==== Listing ====

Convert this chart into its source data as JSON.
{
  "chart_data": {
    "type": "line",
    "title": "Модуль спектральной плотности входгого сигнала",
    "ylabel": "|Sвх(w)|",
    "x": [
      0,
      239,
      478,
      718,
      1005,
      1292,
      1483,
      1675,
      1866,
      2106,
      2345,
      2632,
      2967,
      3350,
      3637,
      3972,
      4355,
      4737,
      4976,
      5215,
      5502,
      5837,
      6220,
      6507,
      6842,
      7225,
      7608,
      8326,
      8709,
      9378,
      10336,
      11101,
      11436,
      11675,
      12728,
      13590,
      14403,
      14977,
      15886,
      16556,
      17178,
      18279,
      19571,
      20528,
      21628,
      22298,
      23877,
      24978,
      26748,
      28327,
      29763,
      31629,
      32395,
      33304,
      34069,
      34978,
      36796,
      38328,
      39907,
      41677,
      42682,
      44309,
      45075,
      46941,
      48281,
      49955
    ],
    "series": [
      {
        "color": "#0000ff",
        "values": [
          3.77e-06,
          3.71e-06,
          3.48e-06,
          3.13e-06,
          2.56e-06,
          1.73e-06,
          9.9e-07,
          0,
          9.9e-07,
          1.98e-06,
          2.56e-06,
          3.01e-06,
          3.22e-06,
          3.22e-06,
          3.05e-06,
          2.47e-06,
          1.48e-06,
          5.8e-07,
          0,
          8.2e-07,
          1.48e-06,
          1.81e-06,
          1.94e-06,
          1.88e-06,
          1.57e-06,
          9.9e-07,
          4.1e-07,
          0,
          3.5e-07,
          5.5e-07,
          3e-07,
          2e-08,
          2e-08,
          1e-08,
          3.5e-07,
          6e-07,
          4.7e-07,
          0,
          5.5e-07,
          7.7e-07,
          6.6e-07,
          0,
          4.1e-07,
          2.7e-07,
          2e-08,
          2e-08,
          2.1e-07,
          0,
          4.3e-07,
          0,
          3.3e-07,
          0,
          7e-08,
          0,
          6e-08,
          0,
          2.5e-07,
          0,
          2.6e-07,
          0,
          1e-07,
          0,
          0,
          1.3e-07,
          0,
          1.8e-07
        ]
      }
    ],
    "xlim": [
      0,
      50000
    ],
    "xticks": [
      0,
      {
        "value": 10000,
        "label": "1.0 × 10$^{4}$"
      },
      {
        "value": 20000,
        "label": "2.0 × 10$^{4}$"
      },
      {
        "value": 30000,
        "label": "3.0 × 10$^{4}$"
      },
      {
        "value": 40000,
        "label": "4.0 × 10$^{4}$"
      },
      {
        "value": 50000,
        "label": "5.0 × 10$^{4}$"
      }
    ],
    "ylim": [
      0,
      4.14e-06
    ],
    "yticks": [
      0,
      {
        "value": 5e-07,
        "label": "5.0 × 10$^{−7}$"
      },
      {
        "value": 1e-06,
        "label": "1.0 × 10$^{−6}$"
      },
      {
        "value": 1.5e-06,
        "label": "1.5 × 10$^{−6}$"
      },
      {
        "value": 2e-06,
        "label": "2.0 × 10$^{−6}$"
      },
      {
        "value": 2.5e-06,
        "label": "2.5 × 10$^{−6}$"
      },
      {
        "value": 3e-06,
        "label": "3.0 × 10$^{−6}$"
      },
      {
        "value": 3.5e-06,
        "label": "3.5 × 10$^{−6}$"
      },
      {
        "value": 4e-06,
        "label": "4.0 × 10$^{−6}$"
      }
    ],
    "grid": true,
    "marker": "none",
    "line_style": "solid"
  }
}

====

Your objective: Above are some records. Print them all exactly.

Exercise solution:
Convert this chart into its source data as JSON.
{
  "chart_data": {
    "type": "line",
    "title": "Модуль спектральной плотности входгого сигнала",
    "ylabel": "|Sвх(w)|",
    "x": [
      0,
      239,
      478,
      718,
      1005,
      1292,
      1483,
      1675,
      1866,
      2106,
      2345,
      2632,
      2967,
      3350,
      3637,
      3972,
      4355,
      4737,
      4976,
      5215,
      5502,
      5837,
      6220,
      6507,
      6842,
      7225,
      7608,
      8326,
      8709,
      9378,
      10336,
      11101,
      11436,
      11675,
      12728,
      13590,
      14403,
      14977,
      15886,
      16556,
      17178,
      18279,
      19571,
      20528,
      21628,
      22298,
      23877,
      24978,
      26748,
      28327,
      29763,
      31629,
      32395,
      33304,
      34069,
      34978,
      36796,
      38328,
      39907,
      41677,
      42682,
      44309,
      45075,
      46941,
      48281,
      49955
    ],
    "series": [
      {
        "color": "#0000ff",
        "values": [
          3.77e-06,
          3.71e-06,
          3.48e-06,
          3.13e-06,
          2.56e-06,
          1.73e-06,
          9.9e-07,
          0,
          9.9e-07,
          1.98e-06,
          2.56e-06,
          3.01e-06,
          3.22e-06,
          3.22e-06,
          3.05e-06,
          2.47e-06,
          1.48e-06,
          5.8e-07,
          0,
          8.2e-07,
          1.48e-06,
          1.81e-06,
          1.94e-06,
          1.88e-06,
          1.57e-06,
          9.9e-07,
          4.1e-07,
          0,
          3.5e-07,
          5.5e-07,
          3e-07,
          2e-08,
          2e-08,
          1e-08,
          3.5e-07,
          6e-07,
          4.7e-07,
          0,
          5.5e-07,
          7.7e-07,
          6.6e-07,
          0,
          4.1e-07,
          2.7e-07,
          2e-08,
          2e-08,
          2.1e-07,
          0,
          4.3e-07,
          0,
          3.3e-07,
          0,
          7e-08,
          0,
          6e-08,
          0,
          2.5e-07,
          0,
          2.6e-07,
          0,
          1e-07,
          0,
          0,
          1.3e-07,
          0,
          1.8e-07
        ]
      }
    ],
    "xlim": [
      0,
      50000
    ],
    "xticks": [
      0,
      {
        "value": 10000,
        "label": "1.0 × 10$^{4}$"
      },
      {
        "value": 20000,
        "label": "2.0 × 10$^{4}$"
      },
      {
        "value": 30000,
        "label": "3.0 × 10$^{4}$"
      },
      {
        "value": 40000,
        "label": "4.0 × 10$^{4}$"
      },
      {
        "value": 50000,
        "label": "5.0 × 10$^{4}$"
      }
    ],
    "ylim": [
      0,
      4.14e-06
    ],
    "yticks": [
      0,
      {
        "value": 5e-07,
        "label": "5.0 × 10$^{−7}$"
      },
      {
        "value": 1e-06,
        "label": "1.0 × 10$^{−6}$"
      },
      {
        "value": 1.5e-06,
        "label": "1.5 × 10$^{−6}$"
      },
      {
        "value": 2e-06,
        "label": "2.0 × 10$^{−6}$"
      },
      {
        "value": 2.5e-06,
        "label": "2.5 × 10$^{−6}$"
      },
      {
        "value": 3e-06,
        "label": "3.0 × 10$^{−6}$"
      },
      {
        "value": 3.5e-06,
        "label": "3.5 × 10$^{−6}$"
      },
      {
        "value": 4e-06,
        "label": "4.0 × 10$^{−6}$"
      }
    ],
    "grid": true,
    "marker": "none",
    "line_style": "solid"
  }
}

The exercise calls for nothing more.